(Source data)
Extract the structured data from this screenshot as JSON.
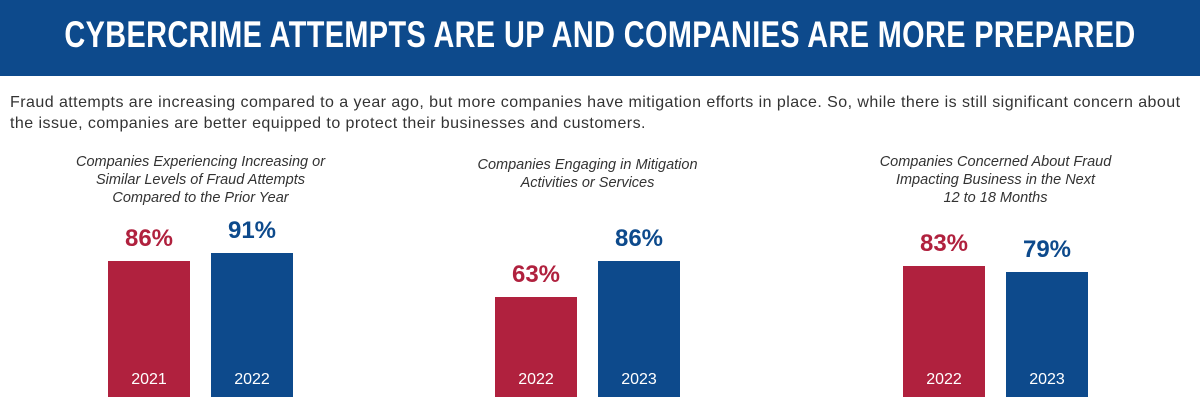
{
  "header": {
    "title": "CYBERCRIME ATTEMPTS ARE UP AND COMPANIES ARE MORE PREPARED",
    "text": "Fraud attempts are increasing compared to a year ago, but more companies have mitigation efforts in place. So, while there is still significant concern about the issue, companies are better equipped to protect their businesses and customers."
  },
  "chart_data": [
    {
      "type": "bar",
      "title": "Companies Experiencing Increasing or\nSimilar Levels of Fraud Attempts\nCompared to the Prior Year",
      "categories": [
        "2021",
        "2022"
      ],
      "values": [
        86,
        91
      ],
      "value_labels": [
        "86%",
        "91%"
      ],
      "colors": [
        "#b0213e",
        "#0d4a8c"
      ]
    },
    {
      "type": "bar",
      "title": "Companies Engaging in Mitigation\nActivities or Services",
      "categories": [
        "2022",
        "2023"
      ],
      "values": [
        63,
        86
      ],
      "value_labels": [
        "63%",
        "86%"
      ],
      "colors": [
        "#b0213e",
        "#0d4a8c"
      ]
    },
    {
      "type": "bar",
      "title": "Companies Concerned About Fraud\nImpacting Business in the Next\n12 to 18 Months",
      "categories": [
        "2022",
        "2023"
      ],
      "values": [
        83,
        79
      ],
      "value_labels": [
        "83%",
        "79%"
      ],
      "colors": [
        "#b0213e",
        "#0d4a8c"
      ]
    }
  ]
}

Your task :: Please list every line of the records that contains "Fraud".

Right answer ::
    "text": "Fraud attempts are increasing compared to a year ago, but more companies have mitigation efforts in place. So, while there is still significant concern about the issue, companies are better equipped to protect their businesses and customers."
      "title": "Companies Experiencing Increasing or\nSimilar Levels of Fraud Attempts\nCompared to the Prior Year",
      "title": "Companies Concerned About Fraud\nImpacting Business in the Next\n12 to 18 Months",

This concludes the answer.